(Recorded data)
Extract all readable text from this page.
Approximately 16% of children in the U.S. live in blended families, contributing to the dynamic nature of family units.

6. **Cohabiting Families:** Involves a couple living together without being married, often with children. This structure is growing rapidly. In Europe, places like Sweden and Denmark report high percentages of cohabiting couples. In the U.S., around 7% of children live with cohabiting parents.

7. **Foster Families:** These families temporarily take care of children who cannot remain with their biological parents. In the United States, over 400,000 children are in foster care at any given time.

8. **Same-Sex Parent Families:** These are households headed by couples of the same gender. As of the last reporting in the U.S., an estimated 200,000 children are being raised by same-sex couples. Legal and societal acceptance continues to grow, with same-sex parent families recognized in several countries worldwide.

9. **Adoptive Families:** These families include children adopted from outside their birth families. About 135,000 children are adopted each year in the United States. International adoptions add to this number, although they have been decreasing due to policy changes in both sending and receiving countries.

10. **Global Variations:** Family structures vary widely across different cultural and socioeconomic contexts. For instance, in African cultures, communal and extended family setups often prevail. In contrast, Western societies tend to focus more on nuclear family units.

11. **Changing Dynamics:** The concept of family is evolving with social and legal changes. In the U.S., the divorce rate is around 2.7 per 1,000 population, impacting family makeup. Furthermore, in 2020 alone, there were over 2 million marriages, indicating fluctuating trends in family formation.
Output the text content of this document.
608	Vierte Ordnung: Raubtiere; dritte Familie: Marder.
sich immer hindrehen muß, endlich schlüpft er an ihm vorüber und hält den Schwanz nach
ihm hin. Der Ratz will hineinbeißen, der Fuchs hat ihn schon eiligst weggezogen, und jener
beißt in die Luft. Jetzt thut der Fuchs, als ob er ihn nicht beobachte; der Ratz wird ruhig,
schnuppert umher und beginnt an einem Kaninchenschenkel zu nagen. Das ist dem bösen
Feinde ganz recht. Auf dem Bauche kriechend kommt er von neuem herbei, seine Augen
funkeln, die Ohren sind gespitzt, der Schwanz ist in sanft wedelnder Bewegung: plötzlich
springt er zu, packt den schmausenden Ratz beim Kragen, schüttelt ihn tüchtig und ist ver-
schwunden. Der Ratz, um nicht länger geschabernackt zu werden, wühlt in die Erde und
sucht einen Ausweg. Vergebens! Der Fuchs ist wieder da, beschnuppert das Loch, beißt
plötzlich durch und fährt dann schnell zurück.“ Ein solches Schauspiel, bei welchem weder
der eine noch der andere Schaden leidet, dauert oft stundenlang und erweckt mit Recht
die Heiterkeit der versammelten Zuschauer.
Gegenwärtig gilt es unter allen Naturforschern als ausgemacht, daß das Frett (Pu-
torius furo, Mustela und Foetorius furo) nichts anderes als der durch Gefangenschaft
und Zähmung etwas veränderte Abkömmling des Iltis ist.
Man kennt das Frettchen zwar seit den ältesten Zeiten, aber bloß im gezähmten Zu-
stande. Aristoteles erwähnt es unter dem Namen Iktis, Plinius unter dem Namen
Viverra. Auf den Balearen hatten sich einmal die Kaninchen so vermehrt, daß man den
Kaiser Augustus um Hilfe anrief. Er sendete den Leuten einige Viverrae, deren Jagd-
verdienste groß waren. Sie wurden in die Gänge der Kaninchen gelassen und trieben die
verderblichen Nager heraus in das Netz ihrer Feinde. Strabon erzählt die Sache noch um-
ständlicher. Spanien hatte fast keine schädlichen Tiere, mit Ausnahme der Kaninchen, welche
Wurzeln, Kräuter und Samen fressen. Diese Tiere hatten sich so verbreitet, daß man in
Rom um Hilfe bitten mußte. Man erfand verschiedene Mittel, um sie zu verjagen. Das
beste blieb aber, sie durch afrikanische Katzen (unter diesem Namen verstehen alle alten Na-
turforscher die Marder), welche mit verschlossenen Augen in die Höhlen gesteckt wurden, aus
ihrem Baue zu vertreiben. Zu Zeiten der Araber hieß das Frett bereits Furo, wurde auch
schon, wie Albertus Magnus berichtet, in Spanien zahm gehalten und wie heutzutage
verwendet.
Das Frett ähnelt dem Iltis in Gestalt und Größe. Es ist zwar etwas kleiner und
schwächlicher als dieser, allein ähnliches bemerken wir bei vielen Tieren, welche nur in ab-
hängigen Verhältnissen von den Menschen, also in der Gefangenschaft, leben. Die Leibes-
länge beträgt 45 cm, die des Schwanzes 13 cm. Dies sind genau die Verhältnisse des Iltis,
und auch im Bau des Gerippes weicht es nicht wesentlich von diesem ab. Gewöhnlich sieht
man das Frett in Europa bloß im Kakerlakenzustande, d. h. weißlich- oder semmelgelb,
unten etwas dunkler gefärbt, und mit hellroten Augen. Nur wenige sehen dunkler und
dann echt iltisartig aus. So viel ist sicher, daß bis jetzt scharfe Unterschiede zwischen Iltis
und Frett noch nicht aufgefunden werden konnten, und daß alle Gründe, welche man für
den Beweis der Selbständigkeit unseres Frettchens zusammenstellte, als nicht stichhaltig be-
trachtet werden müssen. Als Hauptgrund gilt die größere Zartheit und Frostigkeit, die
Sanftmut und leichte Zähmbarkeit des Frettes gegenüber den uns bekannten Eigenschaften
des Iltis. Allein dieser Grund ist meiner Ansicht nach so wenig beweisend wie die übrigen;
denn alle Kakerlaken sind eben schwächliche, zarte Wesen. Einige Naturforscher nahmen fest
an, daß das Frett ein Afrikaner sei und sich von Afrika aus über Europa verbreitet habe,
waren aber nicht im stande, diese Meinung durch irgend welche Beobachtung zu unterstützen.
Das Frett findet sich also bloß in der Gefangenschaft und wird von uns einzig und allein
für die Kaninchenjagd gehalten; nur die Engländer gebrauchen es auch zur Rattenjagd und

### WRITTEN REQUEST
Where a line holds the string "Gefangenschaft", copy that line.

### FINISHED ANSWER
torius furo, Mustela und Foetorius furo) nichts anderes als der durch Gefangenschaft
hängigen Verhältnissen von den Menschen, also in der Gefangenschaft, leben. Die Leibes-
Das Frett findet sich also bloß in der Gefangenschaft und wird von uns einzig und allein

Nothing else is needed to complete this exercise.